_GOAL_
The records below are to be quoted in full; please keep every word exact.

(Records from a data source)
++++++++++++++++++++

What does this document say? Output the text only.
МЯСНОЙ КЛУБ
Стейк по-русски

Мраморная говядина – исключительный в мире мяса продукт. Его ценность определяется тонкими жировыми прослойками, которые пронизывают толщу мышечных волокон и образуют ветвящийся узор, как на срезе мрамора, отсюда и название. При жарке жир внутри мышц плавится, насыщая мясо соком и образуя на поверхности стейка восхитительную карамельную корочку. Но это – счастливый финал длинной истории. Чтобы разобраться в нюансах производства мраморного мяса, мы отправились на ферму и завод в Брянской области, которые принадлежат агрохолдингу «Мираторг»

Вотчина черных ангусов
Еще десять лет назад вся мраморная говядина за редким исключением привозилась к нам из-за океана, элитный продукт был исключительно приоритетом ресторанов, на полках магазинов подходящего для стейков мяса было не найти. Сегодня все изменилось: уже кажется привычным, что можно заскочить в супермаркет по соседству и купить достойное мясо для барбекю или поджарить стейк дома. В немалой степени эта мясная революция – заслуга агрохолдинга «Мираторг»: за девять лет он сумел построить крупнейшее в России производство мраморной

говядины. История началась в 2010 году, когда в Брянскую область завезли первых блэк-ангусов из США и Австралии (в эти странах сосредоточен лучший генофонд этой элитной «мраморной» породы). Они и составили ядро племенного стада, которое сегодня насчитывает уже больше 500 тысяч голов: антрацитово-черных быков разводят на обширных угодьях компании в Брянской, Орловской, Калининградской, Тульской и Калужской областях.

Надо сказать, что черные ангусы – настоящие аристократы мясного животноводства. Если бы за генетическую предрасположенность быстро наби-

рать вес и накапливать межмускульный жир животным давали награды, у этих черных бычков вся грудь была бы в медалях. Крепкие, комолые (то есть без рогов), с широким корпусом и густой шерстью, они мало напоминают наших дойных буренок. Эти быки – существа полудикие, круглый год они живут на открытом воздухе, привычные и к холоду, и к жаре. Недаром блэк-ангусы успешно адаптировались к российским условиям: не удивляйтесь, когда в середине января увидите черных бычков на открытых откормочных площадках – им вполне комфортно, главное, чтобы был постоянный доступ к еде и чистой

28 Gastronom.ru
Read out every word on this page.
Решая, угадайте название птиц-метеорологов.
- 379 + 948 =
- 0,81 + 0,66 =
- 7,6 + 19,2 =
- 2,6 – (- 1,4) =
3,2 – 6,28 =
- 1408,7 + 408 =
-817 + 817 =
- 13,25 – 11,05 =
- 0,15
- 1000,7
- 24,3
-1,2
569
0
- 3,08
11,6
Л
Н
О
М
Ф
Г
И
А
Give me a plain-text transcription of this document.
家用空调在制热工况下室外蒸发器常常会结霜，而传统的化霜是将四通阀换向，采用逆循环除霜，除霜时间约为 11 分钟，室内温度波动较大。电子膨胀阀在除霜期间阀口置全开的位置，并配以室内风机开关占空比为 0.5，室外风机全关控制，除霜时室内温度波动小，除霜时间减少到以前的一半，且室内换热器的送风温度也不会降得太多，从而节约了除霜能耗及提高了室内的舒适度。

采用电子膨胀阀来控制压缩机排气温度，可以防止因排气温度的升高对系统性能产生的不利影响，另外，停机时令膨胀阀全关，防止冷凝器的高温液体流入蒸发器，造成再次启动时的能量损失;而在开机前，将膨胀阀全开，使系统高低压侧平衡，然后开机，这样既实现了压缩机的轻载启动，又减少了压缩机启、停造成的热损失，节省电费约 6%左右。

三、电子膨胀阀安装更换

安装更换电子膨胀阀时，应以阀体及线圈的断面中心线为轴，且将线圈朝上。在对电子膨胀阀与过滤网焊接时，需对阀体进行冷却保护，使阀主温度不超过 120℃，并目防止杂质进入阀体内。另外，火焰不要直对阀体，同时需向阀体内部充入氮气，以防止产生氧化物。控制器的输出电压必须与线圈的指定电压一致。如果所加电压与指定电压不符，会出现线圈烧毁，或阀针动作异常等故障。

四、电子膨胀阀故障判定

++++++++++++++++++++

_FINISHED EXERCISE_
What does this document say? Output the text only.
МЯСНОЙ КЛУБ
Стейк по-русски

Мраморная говядина – исключительный в мире мяса продукт. Его ценность определяется тонкими жировыми прослойками, которые пронизывают толщу мышечных волокон и образуют ветвящийся узор, как на срезе мрамора, отсюда и название. При жарке жир внутри мышц плавится, насыщая мясо соком и образуя на поверхности стейка восхитительную карамельную корочку. Но это – счастливый финал длинной истории. Чтобы разобраться в нюансах производства мраморного мяса, мы отправились на ферму и завод в Брянской области, которые принадлежат агрохолдингу «Мираторг»

Вотчина черных ангусов
Еще десять лет назад вся мраморная говядина за редким исключением привозилась к нам из-за океана, элитный продукт был исключительно приоритетом ресторанов, на полках магазинов подходящего для стейков мяса было не найти. Сегодня все изменилось: уже кажется привычным, что можно заскочить в супермаркет по соседству и купить достойное мясо для барбекю или поджарить стейк дома. В немалой степени эта мясная революция – заслуга агрохолдинга «Мираторг»: за девять лет он сумел построить крупнейшее в России производство мраморной

говядины. История началась в 2010 году, когда в Брянскую область завезли первых блэк-ангусов из США и Австралии (в эти странах сосредоточен лучший генофонд этой элитной «мраморной» породы). Они и составили ядро племенного стада, которое сегодня насчитывает уже больше 500 тысяч голов: антрацитово-черных быков разводят на обширных угодьях компании в Брянской, Орловской, Калининградской, Тульской и Калужской областях.

Надо сказать, что черные ангусы – настоящие аристократы мясного животноводства. Если бы за генетическую предрасположенность быстро наби-

рать вес и накапливать межмускульный жир животным давали награды, у этих черных бычков вся грудь была бы в медалях. Крепкие, комолые (то есть без рогов), с широким корпусом и густой шерстью, они мало напоминают наших дойных буренок. Эти быки – существа полудикие, круглый год они живут на открытом воздухе, привычные и к холоду, и к жаре. Недаром блэк-ангусы успешно адаптировались к российским условиям: не удивляйтесь, когда в середине января увидите черных бычков на открытых откормочных площадках – им вполне комфортно, главное, чтобы был постоянный доступ к еде и чистой

28 Gastronom.ru
Read out every word on this page.
Решая, угадайте название птиц-метеорологов.
- 379 + 948 =
- 0,81 + 0,66 =
- 7,6 + 19,2 =
- 2,6 – (- 1,4) =
3,2 – 6,28 =
- 1408,7 + 408 =
-817 + 817 =
- 13,25 – 11,05 =
- 0,15
- 1000,7
- 24,3
-1,2
569
0
- 3,08
11,6
Л
Н
О
М
Ф
Г
И
А
Give me a plain-text transcription of this document.
家用空调在制热工况下室外蒸发器常常会结霜，而传统的化霜是将四通阀换向，采用逆循环除霜，除霜时间约为 11 分钟，室内温度波动较大。电子膨胀阀在除霜期间阀口置全开的位置，并配以室内风机开关占空比为 0.5，室外风机全关控制，除霜时室内温度波动小，除霜时间减少到以前的一半，且室内换热器的送风温度也不会降得太多，从而节约了除霜能耗及提高了室内的舒适度。

采用电子膨胀阀来控制压缩机排气温度，可以防止因排气温度的升高对系统性能产生的不利影响，另外，停机时令膨胀阀全关，防止冷凝器的高温液体流入蒸发器，造成再次启动时的能量损失;而在开机前，将膨胀阀全开，使系统高低压侧平衡，然后开机，这样既实现了压缩机的轻载启动，又减少了压缩机启、停造成的热损失，节省电费约 6%左右。

三、电子膨胀阀安装更换

安装更换电子膨胀阀时，应以阀体及线圈的断面中心线为轴，且将线圈朝上。在对电子膨胀阀与过滤网焊接时，需对阀体进行冷却保护，使阀主温度不超过 120℃，并目防止杂质进入阀体内。另外，火焰不要直对阀体，同时需向阀体内部充入氮气，以防止产生氧化物。控制器的输出电压必须与线圈的指定电压一致。如果所加电压与指定电压不符，会出现线圈烧毁，或阀针动作异常等故障。

四、电子膨胀阀故障判定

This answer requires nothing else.